Your objective =
Please copy every line of the records below that holds the word "Wilson".
─── Stored data
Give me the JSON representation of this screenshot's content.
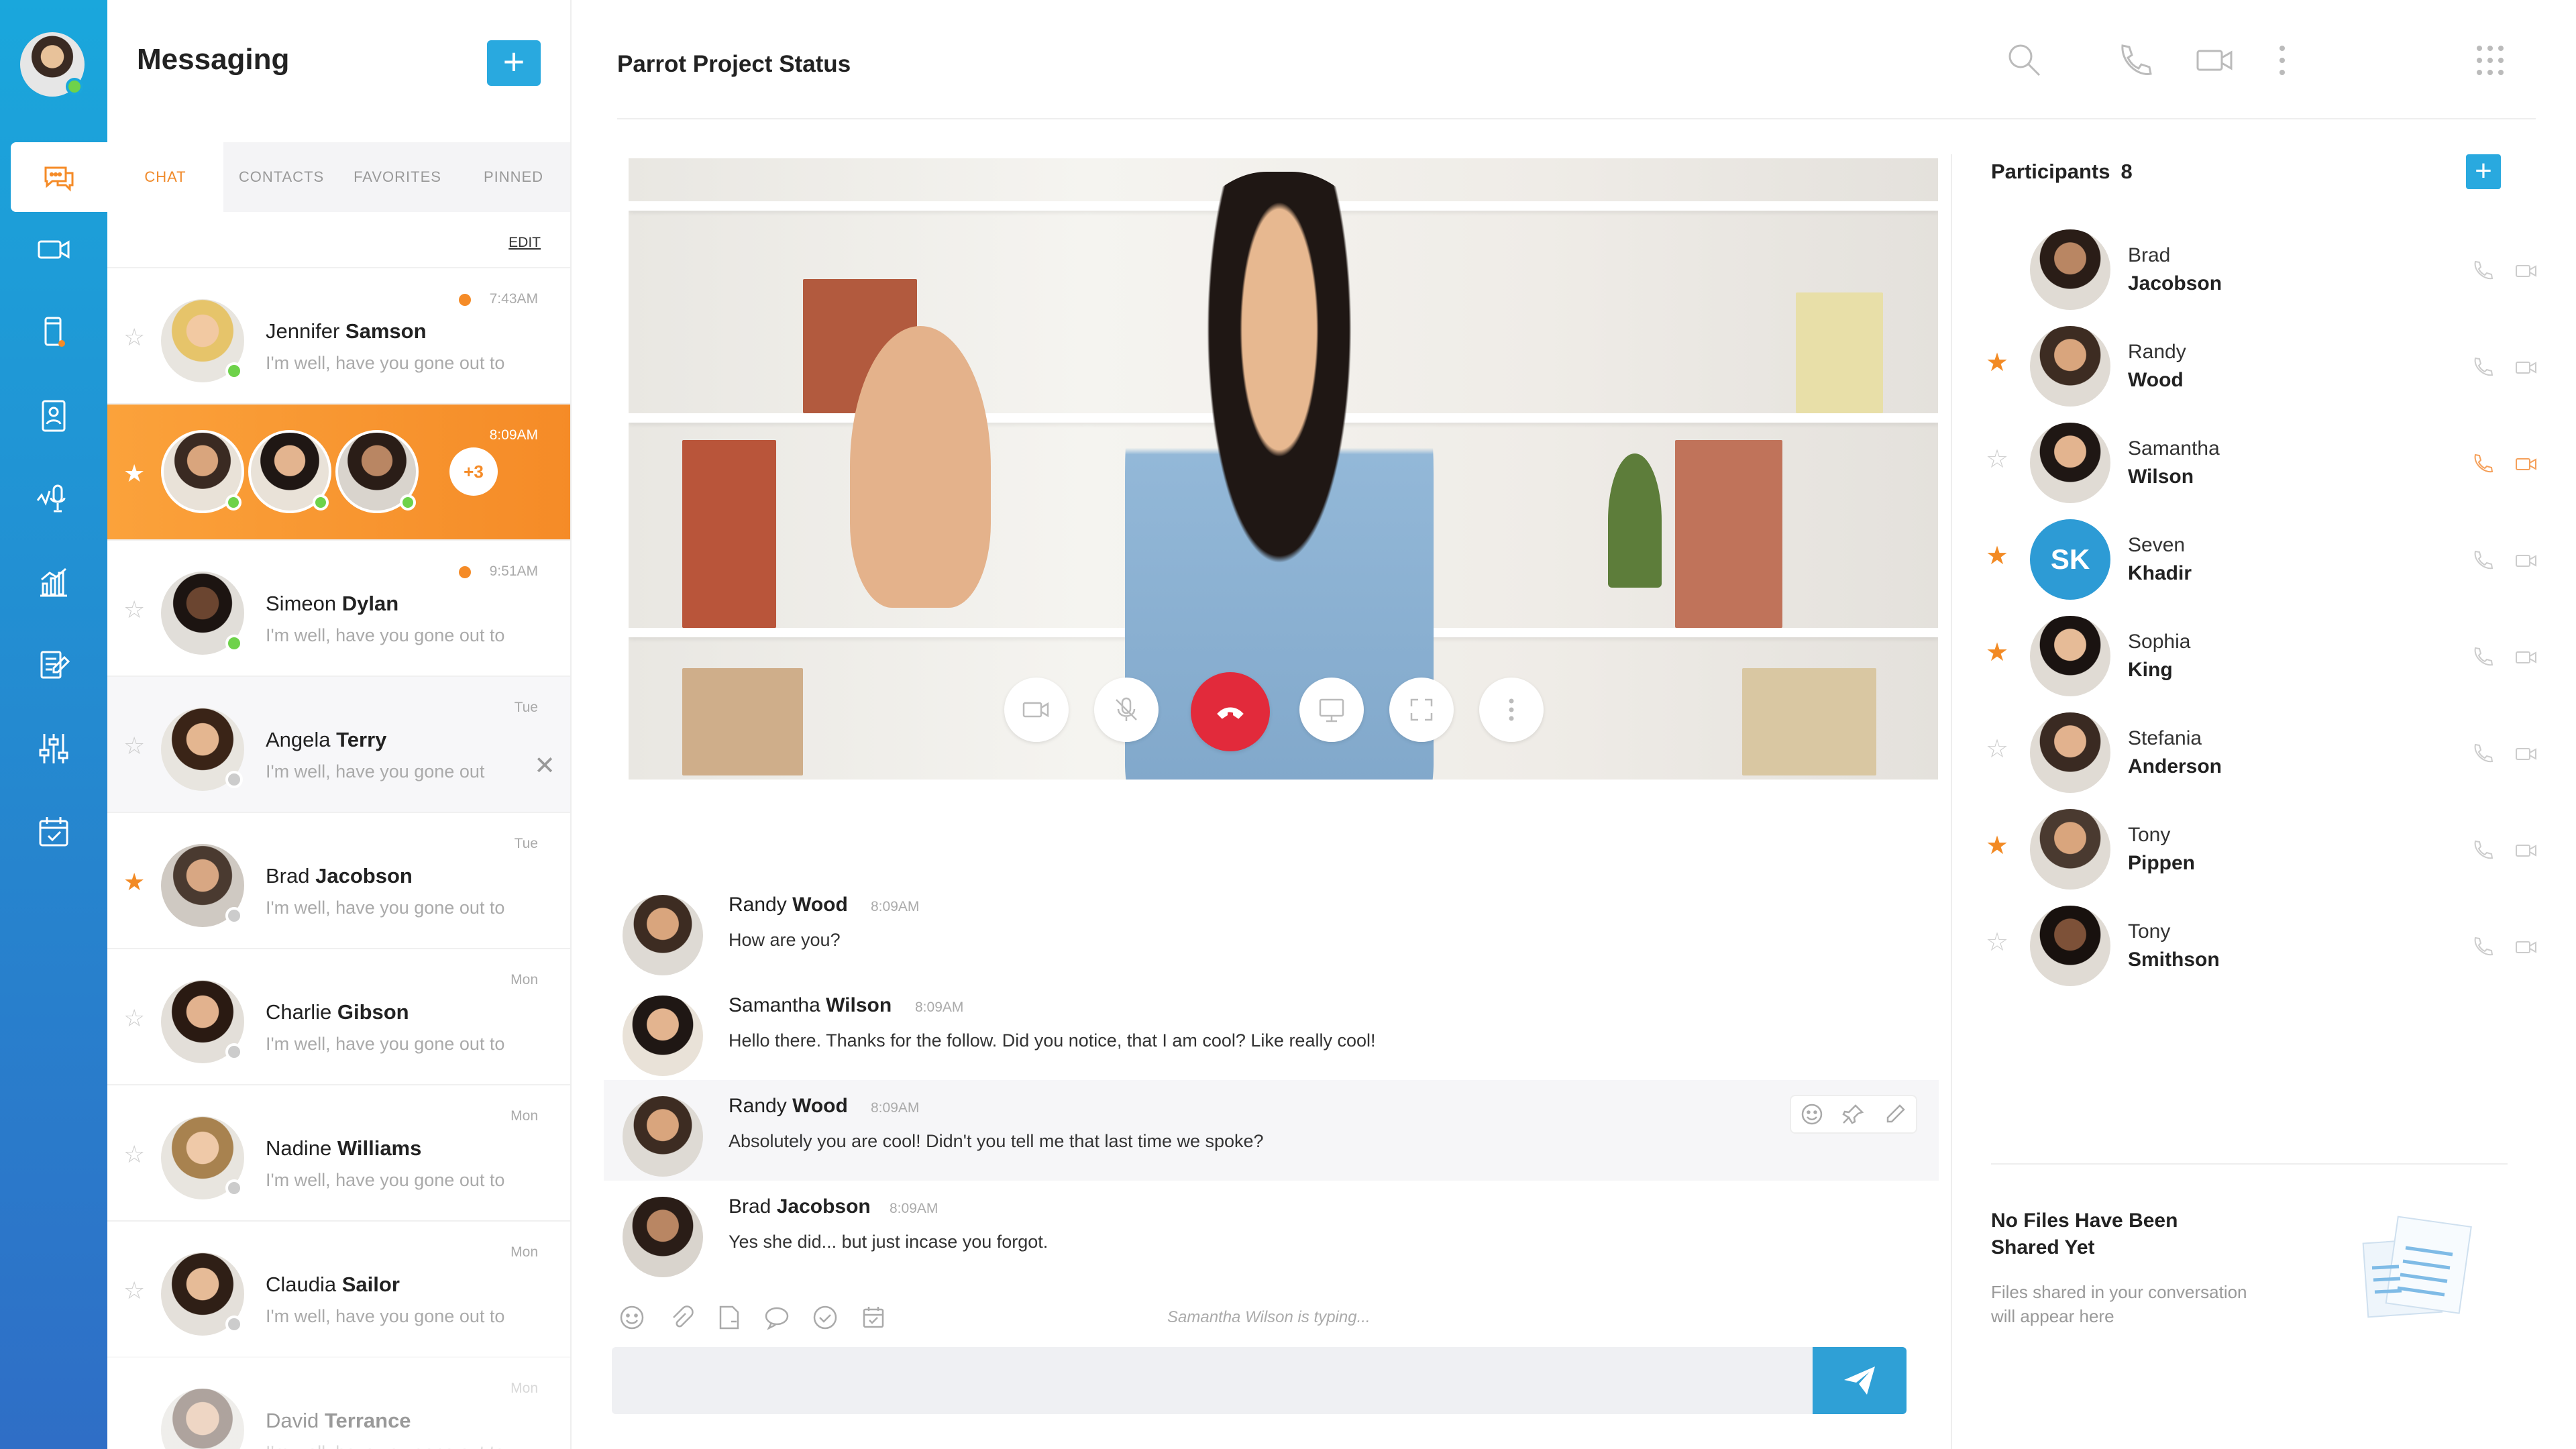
{
  "app": {
    "title": "Messaging"
  },
  "tabs": [
    "CHAT",
    "CONTACTS",
    "FAVORITES",
    "PINNED"
  ],
  "edit_label": "EDIT",
  "conversations": [
    {
      "first": "Jennifer",
      "last": "Samson",
      "preview": "I'm well, have you gone out to",
      "time": "7:43AM",
      "starred": false,
      "unread": true
    },
    {
      "group": true,
      "more": "+3",
      "time": "8:09AM",
      "starred": true
    },
    {
      "first": "Simeon",
      "last": "Dylan",
      "preview": "I'm well, have you gone out to",
      "time": "9:51AM",
      "starred": false,
      "unread": true
    },
    {
      "first": "Angela",
      "last": "Terry",
      "preview": "I'm well, have you gone out",
      "time": "Tue",
      "starred": false
    },
    {
      "first": "Brad",
      "last": "Jacobson",
      "preview": "I'm well, have you gone out to",
      "time": "Tue",
      "starred": true
    },
    {
      "first": "Charlie",
      "last": "Gibson",
      "preview": "I'm well, have you gone out to",
      "time": "Mon",
      "starred": false
    },
    {
      "first": "Nadine",
      "last": "Williams",
      "preview": "I'm well, have you gone out to",
      "time": "Mon",
      "starred": false
    },
    {
      "first": "Claudia",
      "last": "Sailor",
      "preview": "I'm well, have you gone out to",
      "time": "Mon",
      "starred": false
    },
    {
      "first": "David",
      "last": "Terrance",
      "preview": "I'm well, have you gone out to",
      "time": "Mon",
      "starred": false
    }
  ],
  "chat": {
    "title": "Parrot Project Status"
  },
  "messages": [
    {
      "first": "Randy",
      "last": "Wood",
      "time": "8:09AM",
      "text": "How are you?"
    },
    {
      "first": "Samantha",
      "last": "Wilson",
      "time": "8:09AM",
      "text": "Hello there. Thanks for the follow. Did you notice, that I am cool? Like really cool!"
    },
    {
      "first": "Randy",
      "last": "Wood",
      "time": "8:09AM",
      "text": "Absolutely you are cool! Didn't you tell me that last time we spoke?"
    },
    {
      "first": "Brad",
      "last": "Jacobson",
      "time": "8:09AM",
      "text": "Yes she did... but just incase you forgot."
    }
  ],
  "typing": "Samantha Wilson is typing...",
  "participants": {
    "label": "Participants",
    "count": "8",
    "list": [
      {
        "first": "Brad",
        "last": "Jacobson",
        "star": null
      },
      {
        "first": "Randy",
        "last": "Wood",
        "star": true
      },
      {
        "first": "Samantha",
        "last": "Wilson",
        "star": false
      },
      {
        "first": "Seven",
        "last": "Khadir",
        "star": true,
        "initials": "SK"
      },
      {
        "first": "Sophia",
        "last": "King",
        "star": true
      },
      {
        "first": "Stefania",
        "last": "Anderson",
        "star": false
      },
      {
        "first": "Tony",
        "last": "Pippen",
        "star": true
      },
      {
        "first": "Tony",
        "last": "Smithson",
        "star": false
      }
    ]
  },
  "files": {
    "title": "No Files Have Been Shared Yet",
    "subtitle": "Files shared in your conversation will appear here"
  },
  "colors": {
    "accent": "#29a9df",
    "orange": "#f58b27",
    "end_call": "#e22a3b"
  }
}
──────
Result below =
      "last": "Wilson",
  "typing": "Samantha Wilson is typing...",
        "last": "Wilson",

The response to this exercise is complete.